TASK GOAL:
Write the data out again exactly, dropping any images it holds.

Stored items from a collection:
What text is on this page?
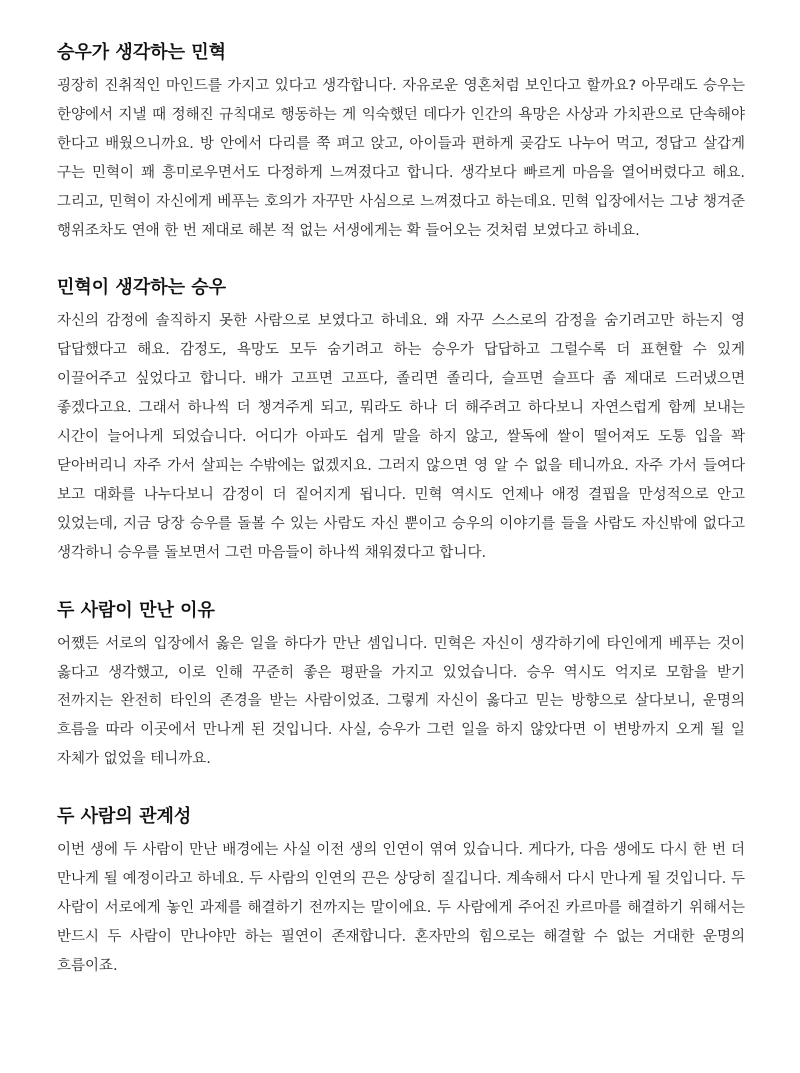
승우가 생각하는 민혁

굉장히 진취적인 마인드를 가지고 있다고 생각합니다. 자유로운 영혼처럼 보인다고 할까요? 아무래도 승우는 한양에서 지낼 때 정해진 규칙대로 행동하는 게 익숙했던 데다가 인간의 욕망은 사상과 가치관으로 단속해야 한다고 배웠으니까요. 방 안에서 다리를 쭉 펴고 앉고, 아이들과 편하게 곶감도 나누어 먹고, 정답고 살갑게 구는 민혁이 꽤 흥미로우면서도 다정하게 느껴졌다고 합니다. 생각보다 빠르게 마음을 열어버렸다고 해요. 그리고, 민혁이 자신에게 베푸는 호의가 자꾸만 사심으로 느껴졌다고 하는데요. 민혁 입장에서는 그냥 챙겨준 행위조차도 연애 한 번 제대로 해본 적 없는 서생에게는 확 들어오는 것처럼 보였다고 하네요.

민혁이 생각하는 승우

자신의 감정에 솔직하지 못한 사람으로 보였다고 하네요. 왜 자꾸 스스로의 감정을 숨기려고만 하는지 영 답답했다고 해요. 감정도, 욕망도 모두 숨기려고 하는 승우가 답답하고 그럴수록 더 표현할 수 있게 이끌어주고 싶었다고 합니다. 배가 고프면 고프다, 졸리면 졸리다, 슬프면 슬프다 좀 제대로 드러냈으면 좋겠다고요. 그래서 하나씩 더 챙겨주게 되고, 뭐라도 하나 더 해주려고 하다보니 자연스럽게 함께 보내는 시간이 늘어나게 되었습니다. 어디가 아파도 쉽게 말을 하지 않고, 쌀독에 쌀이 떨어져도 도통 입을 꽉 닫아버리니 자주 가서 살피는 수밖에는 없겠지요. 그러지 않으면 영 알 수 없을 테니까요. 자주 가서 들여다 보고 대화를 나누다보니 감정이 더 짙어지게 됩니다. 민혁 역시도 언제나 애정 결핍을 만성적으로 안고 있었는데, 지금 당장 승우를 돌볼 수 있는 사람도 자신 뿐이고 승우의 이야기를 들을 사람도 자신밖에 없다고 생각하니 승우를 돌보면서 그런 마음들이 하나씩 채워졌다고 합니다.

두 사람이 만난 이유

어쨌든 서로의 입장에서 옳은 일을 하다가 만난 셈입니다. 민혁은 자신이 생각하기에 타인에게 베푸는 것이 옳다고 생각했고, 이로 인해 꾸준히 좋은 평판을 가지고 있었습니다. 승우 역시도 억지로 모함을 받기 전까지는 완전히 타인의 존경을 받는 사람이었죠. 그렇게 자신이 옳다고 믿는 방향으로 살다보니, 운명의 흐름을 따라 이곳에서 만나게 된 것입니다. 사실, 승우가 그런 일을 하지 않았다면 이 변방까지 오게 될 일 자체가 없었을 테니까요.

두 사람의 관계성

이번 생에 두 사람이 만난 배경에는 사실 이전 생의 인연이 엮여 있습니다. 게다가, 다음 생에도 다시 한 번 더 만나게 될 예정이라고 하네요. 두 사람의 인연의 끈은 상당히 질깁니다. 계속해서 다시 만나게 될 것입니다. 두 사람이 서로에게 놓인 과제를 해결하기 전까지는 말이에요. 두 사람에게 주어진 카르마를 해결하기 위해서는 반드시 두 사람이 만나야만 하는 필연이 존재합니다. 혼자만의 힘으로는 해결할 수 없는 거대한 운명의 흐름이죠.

SOLUTION TO THIS TASK:
What text is on this page?
승우가 생각하는 민혁

굉장히 진취적인 마인드를 가지고 있다고 생각합니다. 자유로운 영혼처럼 보인다고 할까요? 아무래도 승우는 한양에서 지낼 때 정해진 규칙대로 행동하는 게 익숙했던 데다가 인간의 욕망은 사상과 가치관으로 단속해야 한다고 배웠으니까요. 방 안에서 다리를 쭉 펴고 앉고, 아이들과 편하게 곶감도 나누어 먹고, 정답고 살갑게 구는 민혁이 꽤 흥미로우면서도 다정하게 느껴졌다고 합니다. 생각보다 빠르게 마음을 열어버렸다고 해요. 그리고, 민혁이 자신에게 베푸는 호의가 자꾸만 사심으로 느껴졌다고 하는데요. 민혁 입장에서는 그냥 챙겨준 행위조차도 연애 한 번 제대로 해본 적 없는 서생에게는 확 들어오는 것처럼 보였다고 하네요.

민혁이 생각하는 승우

자신의 감정에 솔직하지 못한 사람으로 보였다고 하네요. 왜 자꾸 스스로의 감정을 숨기려고만 하는지 영 답답했다고 해요. 감정도, 욕망도 모두 숨기려고 하는 승우가 답답하고 그럴수록 더 표현할 수 있게 이끌어주고 싶었다고 합니다. 배가 고프면 고프다, 졸리면 졸리다, 슬프면 슬프다 좀 제대로 드러냈으면 좋겠다고요. 그래서 하나씩 더 챙겨주게 되고, 뭐라도 하나 더 해주려고 하다보니 자연스럽게 함께 보내는 시간이 늘어나게 되었습니다. 어디가 아파도 쉽게 말을 하지 않고, 쌀독에 쌀이 떨어져도 도통 입을 꽉 닫아버리니 자주 가서 살피는 수밖에는 없겠지요. 그러지 않으면 영 알 수 없을 테니까요. 자주 가서 들여다 보고 대화를 나누다보니 감정이 더 짙어지게 됩니다. 민혁 역시도 언제나 애정 결핍을 만성적으로 안고 있었는데, 지금 당장 승우를 돌볼 수 있는 사람도 자신 뿐이고 승우의 이야기를 들을 사람도 자신밖에 없다고 생각하니 승우를 돌보면서 그런 마음들이 하나씩 채워졌다고 합니다.

두 사람이 만난 이유

어쨌든 서로의 입장에서 옳은 일을 하다가 만난 셈입니다. 민혁은 자신이 생각하기에 타인에게 베푸는 것이 옳다고 생각했고, 이로 인해 꾸준히 좋은 평판을 가지고 있었습니다. 승우 역시도 억지로 모함을 받기 전까지는 완전히 타인의 존경을 받는 사람이었죠. 그렇게 자신이 옳다고 믿는 방향으로 살다보니, 운명의 흐름을 따라 이곳에서 만나게 된 것입니다. 사실, 승우가 그런 일을 하지 않았다면 이 변방까지 오게 될 일 자체가 없었을 테니까요.

두 사람의 관계성

이번 생에 두 사람이 만난 배경에는 사실 이전 생의 인연이 엮여 있습니다. 게다가, 다음 생에도 다시 한 번 더 만나게 될 예정이라고 하네요. 두 사람의 인연의 끈은 상당히 질깁니다. 계속해서 다시 만나게 될 것입니다. 두 사람이 서로에게 놓인 과제를 해결하기 전까지는 말이에요. 두 사람에게 주어진 카르마를 해결하기 위해서는 반드시 두 사람이 만나야만 하는 필연이 존재합니다. 혼자만의 힘으로는 해결할 수 없는 거대한 운명의 흐름이죠.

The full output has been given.